*EXTRAIT DU DOCUMENT:*
------------

Décodage : un job plutôt qu’une allocation. Assurer un droit à l’emploi et limitons les allocations de chômage dans le temps

Le titre est celui du programme des Engagés. L'analyse de la proposition, plus radicale, portée par le MR, a été faite en avril dernier dans le journal L'ECHO.


En 2023, il y a eu en moyenne 141.238 chômeurs complets indemnisés demandeurs d'emploi, soit 49,6% du total de cette catégorie de chômeurs si on se base sur les données de l'ONEM (NB : le texte des Engagés donne un pourcentage un peu inférieur et indique bizarrement StatBel comme source, mais ce n'est pas le plus important).

Très concrètement, la proposition des Engagés est la suivante : "Au terme d’une période de chômage de 2 ans consécutifs, tout chercheur d’emploi se verra automatiquement proposer un contrat de travail dans le secteur public ou associatif, en tenant compte de son profil et de son parcours de formation. Le demandeur d’emploi aura également la possibilité de demander de convertir pendant un an son allocation de chômage en une aide de lancement s’il propose un projet entrepreneurial qui aura été jugé viable par une banque. Cet emploi sera rémunéré à l’instar du modèle français « territoires zéro chômeur » (TZCLD). Les modalités de l’octroi de ce nouveau contrat et de son échelle salariale seront déterminées par le gouvernement qui se concertera avec les acteurs et secteurs concernés. En cas de refus de la part du demandeur d’emploi, celui-ci perdrait ses allocations de chômage."

------------

*DONNÉES FOURNIES:*
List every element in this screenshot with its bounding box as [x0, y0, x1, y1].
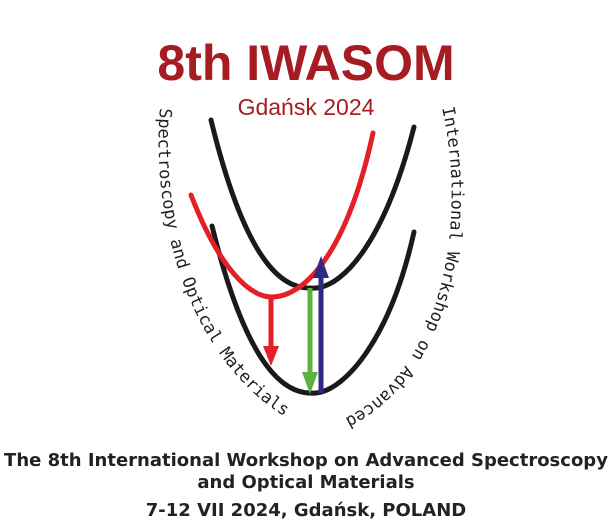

------------

*CE QU'ON DEMANDE:* Reproduisez tel quel, du début à la fin, le texte sur le droit à l'emploi proposé par les Engagés. Ces données ne servent à rien ici.

*RÉSULTAT CI-DESSOUS:*
Décodage : un job plutôt qu’une allocation. Assurer un droit à l’emploi et limitons les allocations de chômage dans le temps

Le titre est celui du programme des Engagés. L'analyse de la proposition, plus radicale, portée par le MR, a été faite en avril dernier dans le journal L'ECHO.


En 2023, il y a eu en moyenne 141.238 chômeurs complets indemnisés demandeurs d'emploi, soit 49,6% du total de cette catégorie de chômeurs si on se base sur les données de l'ONEM (NB : le texte des Engagés donne un pourcentage un peu inférieur et indique bizarrement StatBel comme source, mais ce n'est pas le plus important).

Très concrètement, la proposition des Engagés est la suivante : "Au terme d’une période de chômage de 2 ans consécutifs, tout chercheur d’emploi se verra automatiquement proposer un contrat de travail dans le secteur public ou associatif, en tenant compte de son profil et de son parcours de formation. Le demandeur d’emploi aura également la possibilité de demander de convertir pendant un an son allocation de chômage en une aide de lancement s’il propose un projet entrepreneurial qui aura été jugé viable par une banque. Cet emploi sera rémunéré à l’instar du modèle français « territoires zéro chômeur » (TZCLD). Les modalités de l’octroi de ce nouveau contrat et de son échelle salariale seront déterminées par le gouvernement qui se concertera avec les acteurs et secteurs concernés. En cas de refus de la part du demandeur d’emploi, celui-ci perdrait ses allocations de chômage."